Given entries:
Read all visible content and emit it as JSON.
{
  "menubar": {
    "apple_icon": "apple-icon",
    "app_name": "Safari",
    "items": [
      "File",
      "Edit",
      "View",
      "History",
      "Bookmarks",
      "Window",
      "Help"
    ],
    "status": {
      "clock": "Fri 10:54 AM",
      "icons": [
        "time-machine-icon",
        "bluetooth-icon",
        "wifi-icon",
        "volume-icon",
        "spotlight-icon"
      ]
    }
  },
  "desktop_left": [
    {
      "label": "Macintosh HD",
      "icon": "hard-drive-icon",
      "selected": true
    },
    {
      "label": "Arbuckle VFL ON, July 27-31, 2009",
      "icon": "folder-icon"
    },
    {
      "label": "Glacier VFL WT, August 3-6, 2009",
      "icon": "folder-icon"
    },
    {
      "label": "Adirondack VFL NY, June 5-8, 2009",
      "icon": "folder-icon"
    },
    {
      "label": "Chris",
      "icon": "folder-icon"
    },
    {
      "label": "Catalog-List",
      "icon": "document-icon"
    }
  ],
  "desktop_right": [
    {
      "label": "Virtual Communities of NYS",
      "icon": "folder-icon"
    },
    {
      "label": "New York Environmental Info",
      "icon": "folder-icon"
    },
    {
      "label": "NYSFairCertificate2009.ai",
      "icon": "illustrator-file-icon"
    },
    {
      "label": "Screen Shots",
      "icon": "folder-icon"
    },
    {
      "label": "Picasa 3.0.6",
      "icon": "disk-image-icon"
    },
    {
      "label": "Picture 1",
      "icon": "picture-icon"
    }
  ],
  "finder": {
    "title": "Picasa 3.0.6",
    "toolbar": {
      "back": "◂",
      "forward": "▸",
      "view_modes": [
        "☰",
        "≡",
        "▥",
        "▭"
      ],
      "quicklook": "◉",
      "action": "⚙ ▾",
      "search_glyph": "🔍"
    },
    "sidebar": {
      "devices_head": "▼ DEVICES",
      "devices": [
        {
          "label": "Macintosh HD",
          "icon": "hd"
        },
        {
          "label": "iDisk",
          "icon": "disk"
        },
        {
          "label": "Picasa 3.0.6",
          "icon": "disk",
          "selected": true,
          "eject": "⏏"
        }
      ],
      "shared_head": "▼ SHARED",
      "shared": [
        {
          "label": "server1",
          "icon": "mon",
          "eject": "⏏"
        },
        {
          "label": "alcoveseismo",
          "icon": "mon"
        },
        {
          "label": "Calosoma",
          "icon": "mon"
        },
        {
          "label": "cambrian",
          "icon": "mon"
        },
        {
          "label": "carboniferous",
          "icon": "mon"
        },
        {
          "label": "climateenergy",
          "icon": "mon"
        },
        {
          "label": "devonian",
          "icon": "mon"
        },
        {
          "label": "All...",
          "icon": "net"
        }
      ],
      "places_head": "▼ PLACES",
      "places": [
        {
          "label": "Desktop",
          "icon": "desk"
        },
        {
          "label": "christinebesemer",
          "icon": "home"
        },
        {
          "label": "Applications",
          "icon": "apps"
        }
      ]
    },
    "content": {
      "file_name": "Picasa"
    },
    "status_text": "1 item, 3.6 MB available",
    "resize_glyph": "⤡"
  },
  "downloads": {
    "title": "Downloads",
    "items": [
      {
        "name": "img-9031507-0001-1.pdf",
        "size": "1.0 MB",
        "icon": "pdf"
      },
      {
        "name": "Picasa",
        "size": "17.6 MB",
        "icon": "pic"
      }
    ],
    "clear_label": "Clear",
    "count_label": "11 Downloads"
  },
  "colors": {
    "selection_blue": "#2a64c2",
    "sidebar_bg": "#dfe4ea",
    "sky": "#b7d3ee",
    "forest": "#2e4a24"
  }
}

To be done: Print the records above exactly as they appear.

Output for this task:
Read all visible content and emit it as JSON.
{
  "menubar": {
    "apple_icon": "apple-icon",
    "app_name": "Safari",
    "items": [
      "File",
      "Edit",
      "View",
      "History",
      "Bookmarks",
      "Window",
      "Help"
    ],
    "status": {
      "clock": "Fri 10:54 AM",
      "icons": [
        "time-machine-icon",
        "bluetooth-icon",
        "wifi-icon",
        "volume-icon",
        "spotlight-icon"
      ]
    }
  },
  "desktop_left": [
    {
      "label": "Macintosh HD",
      "icon": "hard-drive-icon",
      "selected": true
    },
    {
      "label": "Arbuckle VFL ON, July 27-31, 2009",
      "icon": "folder-icon"
    },
    {
      "label": "Glacier VFL WT, August 3-6, 2009",
      "icon": "folder-icon"
    },
    {
      "label": "Adirondack VFL NY, June 5-8, 2009",
      "icon": "folder-icon"
    },
    {
      "label": "Chris",
      "icon": "folder-icon"
    },
    {
      "label": "Catalog-List",
      "icon": "document-icon"
    }
  ],
  "desktop_right": [
    {
      "label": "Virtual Communities of NYS",
      "icon": "folder-icon"
    },
    {
      "label": "New York Environmental Info",
      "icon": "folder-icon"
    },
    {
      "label": "NYSFairCertificate2009.ai",
      "icon": "illustrator-file-icon"
    },
    {
      "label": "Screen Shots",
      "icon": "folder-icon"
    },
    {
      "label": "Picasa 3.0.6",
      "icon": "disk-image-icon"
    },
    {
      "label": "Picture 1",
      "icon": "picture-icon"
    }
  ],
  "finder": {
    "title": "Picasa 3.0.6",
    "toolbar": {
      "back": "◂",
      "forward": "▸",
      "view_modes": [
        "☰",
        "≡",
        "▥",
        "▭"
      ],
      "quicklook": "◉",
      "action": "⚙ ▾",
      "search_glyph": "🔍"
    },
    "sidebar": {
      "devices_head": "▼ DEVICES",
      "devices": [
        {
          "label": "Macintosh HD",
          "icon": "hd"
        },
        {
          "label": "iDisk",
          "icon": "disk"
        },
        {
          "label": "Picasa 3.0.6",
          "icon": "disk",
          "selected": true,
          "eject": "⏏"
        }
      ],
      "shared_head": "▼ SHARED",
      "shared": [
        {
          "label": "server1",
          "icon": "mon",
          "eject": "⏏"
        },
        {
          "label": "alcoveseismo",
          "icon": "mon"
        },
        {
          "label": "Calosoma",
          "icon": "mon"
        },
        {
          "label": "cambrian",
          "icon": "mon"
        },
        {
          "label": "carboniferous",
          "icon": "mon"
        },
        {
          "label": "climateenergy",
          "icon": "mon"
        },
        {
          "label": "devonian",
          "icon": "mon"
        },
        {
          "label": "All...",
          "icon": "net"
        }
      ],
      "places_head": "▼ PLACES",
      "places": [
        {
          "label": "Desktop",
          "icon": "desk"
        },
        {
          "label": "christinebesemer",
          "icon": "home"
        },
        {
          "label": "Applications",
          "icon": "apps"
        }
      ]
    },
    "content": {
      "file_name": "Picasa"
    },
    "status_text": "1 item, 3.6 MB available",
    "resize_glyph": "⤡"
  },
  "downloads": {
    "title": "Downloads",
    "items": [
      {
        "name": "img-9031507-0001-1.pdf",
        "size": "1.0 MB",
        "icon": "pdf"
      },
      {
        "name": "Picasa",
        "size": "17.6 MB",
        "icon": "pic"
      }
    ],
    "clear_label": "Clear",
    "count_label": "11 Downloads"
  },
  "colors": {
    "selection_blue": "#2a64c2",
    "sidebar_bg": "#dfe4ea",
    "sky": "#b7d3ee",
    "forest": "#2e4a24"
  }
}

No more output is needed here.